Items from a figure collection:

☆ ☆ ☆ ☆ ☆ ☆ ☆

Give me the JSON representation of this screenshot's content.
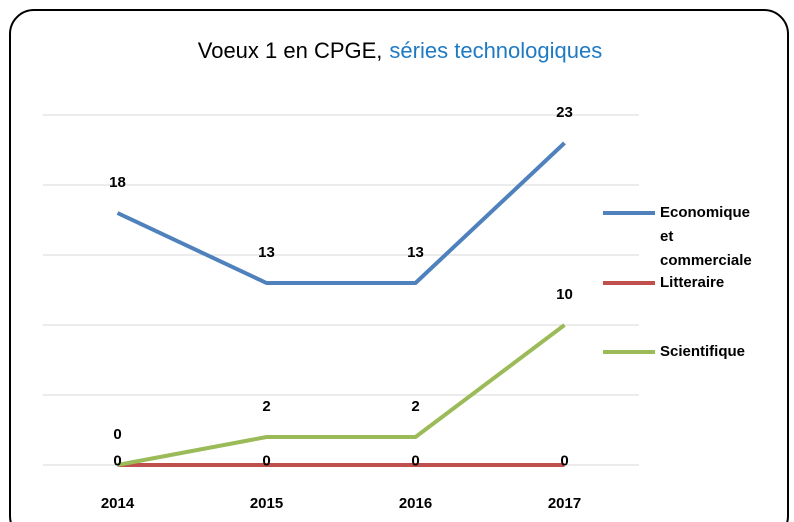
{
  "chart_data": {
    "type": "line",
    "title": [
      "Voeux 1 en CPGE,",
      "séries technologiques"
    ],
    "categories": [
      "2014",
      "2015",
      "2016",
      "2017"
    ],
    "series": [
      {
        "name": "Economique et commerciale",
        "color": "#4f81bd",
        "values": [
          18,
          13,
          13,
          23
        ]
      },
      {
        "name": "Litteraire",
        "color": "#c0504d",
        "values": [
          0,
          0,
          0,
          0
        ]
      },
      {
        "name": "Scientifique",
        "color": "#9bbb59",
        "values": [
          0,
          2,
          2,
          10
        ]
      }
    ],
    "ylim": [
      0,
      25
    ],
    "yticks": [
      0,
      5,
      10,
      15,
      20,
      25
    ],
    "grid": true,
    "legend": "right"
  }
}
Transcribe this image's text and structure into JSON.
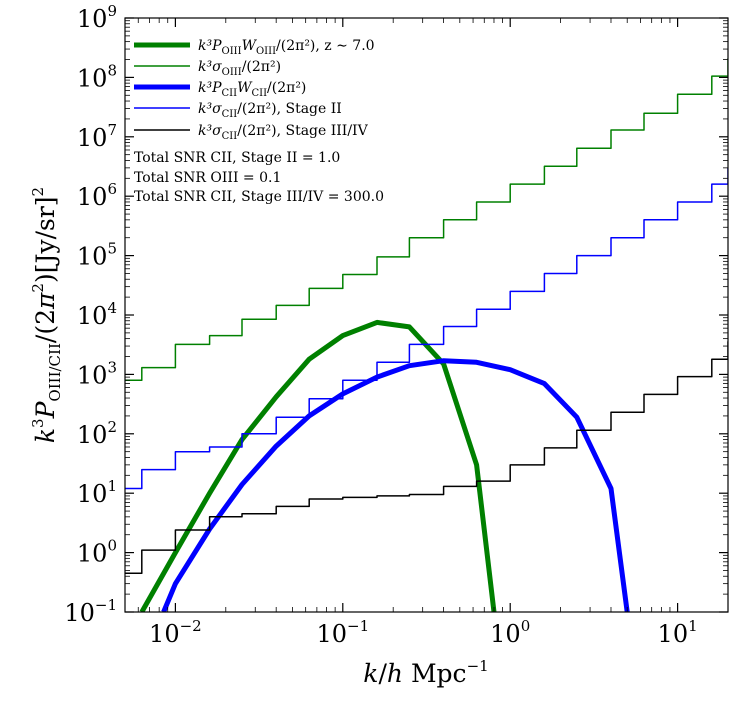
{
  "chart_data": {
    "type": "line",
    "xscale": "log",
    "yscale": "log",
    "xlim": [
      0.005,
      20
    ],
    "ylim": [
      0.1,
      1000000000
    ],
    "xlabel": "k/h Mpc⁻¹",
    "ylabel": "k³P_OIII/CII/(2π²)[Jy/sr]²",
    "x_ticks": [
      {
        "value": 0.01,
        "base": "10",
        "exp": "−2"
      },
      {
        "value": 0.1,
        "base": "10",
        "exp": "−1"
      },
      {
        "value": 1,
        "base": "10",
        "exp": "0"
      },
      {
        "value": 10,
        "base": "10",
        "exp": "1"
      }
    ],
    "y_ticks": [
      {
        "value": 0.1,
        "base": "10",
        "exp": "−1"
      },
      {
        "value": 1,
        "base": "10",
        "exp": "0"
      },
      {
        "value": 10,
        "base": "10",
        "exp": "1"
      },
      {
        "value": 100,
        "base": "10",
        "exp": "2"
      },
      {
        "value": 1000,
        "base": "10",
        "exp": "3"
      },
      {
        "value": 10000,
        "base": "10",
        "exp": "4"
      },
      {
        "value": 100000,
        "base": "10",
        "exp": "5"
      },
      {
        "value": 1000000,
        "base": "10",
        "exp": "6"
      },
      {
        "value": 10000000,
        "base": "10",
        "exp": "7"
      },
      {
        "value": 100000000,
        "base": "10",
        "exp": "8"
      },
      {
        "value": 1000000000,
        "base": "10",
        "exp": "9"
      }
    ],
    "legend_position": "upper-left",
    "series": [
      {
        "name": "k³P_OIII W_OIII/(2π²), z ~ 7.0",
        "style": "line",
        "color": "#008000",
        "width": 5,
        "x": [
          0.0063,
          0.01,
          0.016,
          0.025,
          0.04,
          0.063,
          0.1,
          0.16,
          0.25,
          0.4,
          0.63,
          0.8
        ],
        "y": [
          0.1,
          1.0,
          10,
          80,
          420,
          1800,
          4500,
          7500,
          6300,
          1500,
          30,
          0.1
        ]
      },
      {
        "name": "k³σ_OIII/(2π²)",
        "style": "step",
        "color": "#008000",
        "width": 1.5,
        "edges": [
          0.005,
          0.0063,
          0.01,
          0.016,
          0.025,
          0.04,
          0.063,
          0.1,
          0.16,
          0.25,
          0.4,
          0.63,
          1.0,
          1.6,
          2.5,
          4.0,
          6.3,
          10,
          16,
          20
        ],
        "y": [
          800,
          1300,
          3200,
          4500,
          8500,
          14500,
          28000,
          48000,
          95000,
          200000,
          400000,
          800000,
          1600000,
          3200000,
          6400000,
          13000000,
          25000000,
          52000000,
          105000000,
          210000000
        ]
      },
      {
        "name": "k³P_CII W_CII/(2π²)",
        "style": "line",
        "color": "#0000ff",
        "width": 5,
        "x": [
          0.0085,
          0.01,
          0.016,
          0.025,
          0.04,
          0.063,
          0.1,
          0.16,
          0.25,
          0.4,
          0.63,
          1.0,
          1.6,
          2.5,
          4.0,
          5.0
        ],
        "y": [
          0.1,
          0.3,
          2.5,
          14,
          62,
          200,
          470,
          900,
          1400,
          1700,
          1600,
          1200,
          700,
          190,
          12,
          0.1
        ]
      },
      {
        "name": "k³σ_CII/(2π²), Stage II",
        "style": "step",
        "color": "#0000ff",
        "width": 1.5,
        "edges": [
          0.005,
          0.0063,
          0.01,
          0.016,
          0.025,
          0.04,
          0.063,
          0.1,
          0.16,
          0.25,
          0.4,
          0.63,
          1.0,
          1.6,
          2.5,
          4.0,
          6.3,
          10,
          16,
          20
        ],
        "y": [
          12,
          25,
          50,
          60,
          100,
          190,
          390,
          800,
          1600,
          3200,
          6400,
          12500,
          25000,
          50000,
          100000,
          200000,
          400000,
          800000,
          1600000,
          3000000
        ]
      },
      {
        "name": "k³σ_CII/(2π²), Stage III/IV",
        "style": "step",
        "color": "#000000",
        "width": 1.5,
        "edges": [
          0.005,
          0.0063,
          0.01,
          0.016,
          0.025,
          0.04,
          0.063,
          0.1,
          0.16,
          0.25,
          0.4,
          0.63,
          1.0,
          1.6,
          2.5,
          4.0,
          6.3,
          10,
          16,
          20
        ],
        "y": [
          0.45,
          1.1,
          2.4,
          4.0,
          4.5,
          6.0,
          8.0,
          8.5,
          9.0,
          9.5,
          13.0,
          16.0,
          30,
          58,
          115,
          230,
          460,
          920,
          1800,
          3600
        ]
      }
    ],
    "annotations": [
      "Total SNR CII, Stage II = 1.0",
      "Total SNR OIII = 0.1",
      "Total SNR CII, Stage III/IV = 300.0"
    ],
    "legend_labels": [
      {
        "main": "k³P",
        "sub": "OIII",
        "main2": "W",
        "sub2": "OIII",
        "rest": "/(2π²), z ∼ 7.0"
      },
      {
        "main": "k³σ",
        "sub": "OIII",
        "main2": "",
        "sub2": "",
        "rest": "/(2π²)"
      },
      {
        "main": "k³P",
        "sub": "CII",
        "main2": "W",
        "sub2": "CII",
        "rest": "/(2π²)"
      },
      {
        "main": "k³σ",
        "sub": "CII",
        "main2": "",
        "sub2": "",
        "rest": "/(2π²), Stage II"
      },
      {
        "main": "k³σ",
        "sub": "CII",
        "main2": "",
        "sub2": "",
        "rest": "/(2π²), Stage III/IV"
      }
    ]
  }
}
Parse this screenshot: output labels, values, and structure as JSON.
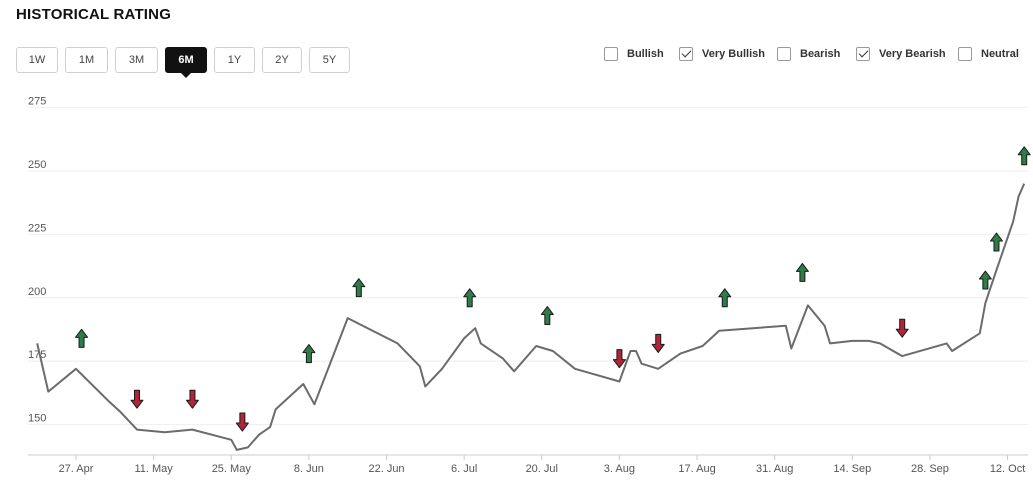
{
  "page": {
    "title": "HISTORICAL RATING"
  },
  "time_ranges": [
    {
      "label": "1W",
      "active": false
    },
    {
      "label": "1M",
      "active": false
    },
    {
      "label": "3M",
      "active": false
    },
    {
      "label": "6M",
      "active": true
    },
    {
      "label": "1Y",
      "active": false
    },
    {
      "label": "2Y",
      "active": false
    },
    {
      "label": "5Y",
      "active": false
    }
  ],
  "filters": [
    {
      "label": "Bullish",
      "checked": false
    },
    {
      "label": "Very Bullish",
      "checked": true
    },
    {
      "label": "Bearish",
      "checked": false
    },
    {
      "label": "Very Bearish",
      "checked": true
    },
    {
      "label": "Neutral",
      "checked": false
    }
  ],
  "colors": {
    "line": "#6b6b6b",
    "very_bullish_arrow": "#2e7d46",
    "very_bearish_arrow": "#b0253a",
    "grid": "#eeeeee"
  },
  "chart_data": {
    "type": "line",
    "title": "",
    "xlabel": "",
    "ylabel": "",
    "ylim": [
      138,
      278
    ],
    "yticks": [
      150,
      175,
      200,
      225,
      250,
      275
    ],
    "x_tick_labels": [
      "27. Apr",
      "11. May",
      "25. May",
      "8. Jun",
      "22. Jun",
      "6. Jul",
      "20. Jul",
      "3. Aug",
      "17. Aug",
      "31. Aug",
      "14. Sep",
      "28. Sep",
      "12. Oct"
    ],
    "x_tick_days": [
      0,
      14,
      28,
      42,
      56,
      70,
      84,
      98,
      112,
      126,
      140,
      154,
      168
    ],
    "grid": true,
    "series": [
      {
        "points": [
          [
            -7,
            182
          ],
          [
            -5,
            163
          ],
          [
            0,
            172
          ],
          [
            6,
            159
          ],
          [
            8,
            155
          ],
          [
            11,
            148
          ],
          [
            16,
            147
          ],
          [
            21,
            148
          ],
          [
            28,
            144
          ],
          [
            29,
            140
          ],
          [
            31,
            141
          ],
          [
            33,
            146
          ],
          [
            35,
            149
          ],
          [
            36,
            156
          ],
          [
            41,
            166
          ],
          [
            43,
            158
          ],
          [
            49,
            192
          ],
          [
            58,
            182
          ],
          [
            62,
            173
          ],
          [
            63,
            165
          ],
          [
            66,
            172
          ],
          [
            70,
            184
          ],
          [
            72,
            188
          ],
          [
            73,
            182
          ],
          [
            77,
            176
          ],
          [
            79,
            171
          ],
          [
            83,
            181
          ],
          [
            86,
            179
          ],
          [
            90,
            172
          ],
          [
            98,
            167
          ],
          [
            100,
            179
          ],
          [
            101,
            179
          ],
          [
            102,
            174
          ],
          [
            105,
            172
          ],
          [
            109,
            178
          ],
          [
            113,
            181
          ],
          [
            116,
            187
          ],
          [
            128,
            189
          ],
          [
            129,
            180
          ],
          [
            132,
            197
          ],
          [
            135,
            189
          ],
          [
            136,
            182
          ],
          [
            140,
            183
          ],
          [
            143,
            183
          ],
          [
            145,
            182
          ],
          [
            149,
            177
          ],
          [
            157,
            182
          ],
          [
            158,
            179
          ],
          [
            163,
            186
          ],
          [
            164,
            198
          ],
          [
            166,
            211
          ],
          [
            169,
            230
          ],
          [
            170,
            240
          ],
          [
            171,
            245
          ]
        ]
      }
    ],
    "markers": [
      {
        "day": 1,
        "value": 184,
        "kind": "very_bullish"
      },
      {
        "day": 11,
        "value": 160,
        "kind": "very_bearish"
      },
      {
        "day": 21,
        "value": 160,
        "kind": "very_bearish"
      },
      {
        "day": 30,
        "value": 151,
        "kind": "very_bearish"
      },
      {
        "day": 42,
        "value": 178,
        "kind": "very_bullish"
      },
      {
        "day": 51,
        "value": 204,
        "kind": "very_bullish"
      },
      {
        "day": 71,
        "value": 200,
        "kind": "very_bullish"
      },
      {
        "day": 85,
        "value": 193,
        "kind": "very_bullish"
      },
      {
        "day": 98,
        "value": 176,
        "kind": "very_bearish"
      },
      {
        "day": 105,
        "value": 182,
        "kind": "very_bearish"
      },
      {
        "day": 117,
        "value": 200,
        "kind": "very_bullish"
      },
      {
        "day": 131,
        "value": 210,
        "kind": "very_bullish"
      },
      {
        "day": 149,
        "value": 188,
        "kind": "very_bearish"
      },
      {
        "day": 164,
        "value": 207,
        "kind": "very_bullish"
      },
      {
        "day": 166,
        "value": 222,
        "kind": "very_bullish"
      },
      {
        "day": 171,
        "value": 256,
        "kind": "very_bullish"
      }
    ]
  }
}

☆ ☆ ☆ ☆ ☆ ☆ ☆

■ **YOUR INSTRUCTIONS**: Using the records above, list each line that includes "title".

■ **RESPONSE TO THIS EXERCISE**:
    "title": [
    "title": "HISTORICAL RATING"
    "title": "",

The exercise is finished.